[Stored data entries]
• • • • • • •
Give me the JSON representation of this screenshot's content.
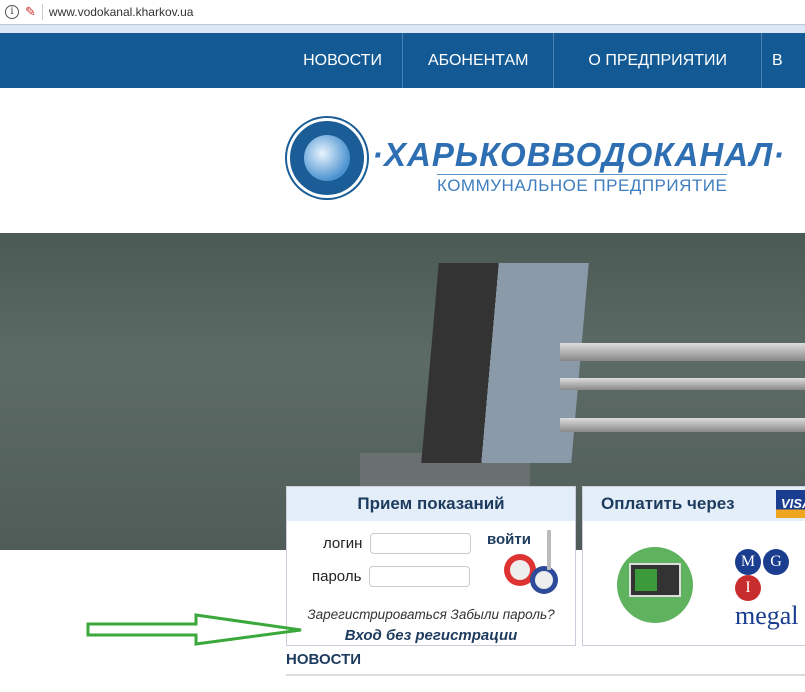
{
  "browser": {
    "url": "www.vodokanal.kharkov.ua"
  },
  "nav": {
    "items": [
      "НОВОСТИ",
      "АБОНЕНТАМ",
      "О ПРЕДПРИЯТИИ",
      "В"
    ]
  },
  "header": {
    "brand": "·ХАРЬКОВВОДОКАНАЛ·",
    "subtitle": "КОММУНАЛЬНОЕ ПРЕДПРИЯТИЕ"
  },
  "login": {
    "title": "Прием показаний",
    "login_label": "логин",
    "password_label": "пароль",
    "enter": "войти",
    "register": "Зарегистрироваться",
    "forgot": "Забыли пароль?",
    "guest": "Вход без регистрации"
  },
  "pay": {
    "title": "Оплатить через",
    "visa": "VISA",
    "mg_letters": [
      "M",
      "G",
      "I"
    ],
    "mg_text": "megal"
  },
  "news": {
    "title": "НОВОСТИ"
  },
  "colors": {
    "nav": "#135a94",
    "accent": "#1d3b5e",
    "arrow": "#3aa83a"
  }
}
• • • • • • •
Restate each of the entries above word for word and skip every image.

Give me the JSON representation of this screenshot's content.
{
  "browser": {
    "url": "www.vodokanal.kharkov.ua"
  },
  "nav": {
    "items": [
      "НОВОСТИ",
      "АБОНЕНТАМ",
      "О ПРЕДПРИЯТИИ",
      "В"
    ]
  },
  "header": {
    "brand": "·ХАРЬКОВВОДОКАНАЛ·",
    "subtitle": "КОММУНАЛЬНОЕ ПРЕДПРИЯТИЕ"
  },
  "login": {
    "title": "Прием показаний",
    "login_label": "логин",
    "password_label": "пароль",
    "enter": "войти",
    "register": "Зарегистрироваться",
    "forgot": "Забыли пароль?",
    "guest": "Вход без регистрации"
  },
  "pay": {
    "title": "Оплатить через",
    "visa": "VISA",
    "mg_letters": [
      "M",
      "G",
      "I"
    ],
    "mg_text": "megal"
  },
  "news": {
    "title": "НОВОСТИ"
  },
  "colors": {
    "nav": "#135a94",
    "accent": "#1d3b5e",
    "arrow": "#3aa83a"
  }
}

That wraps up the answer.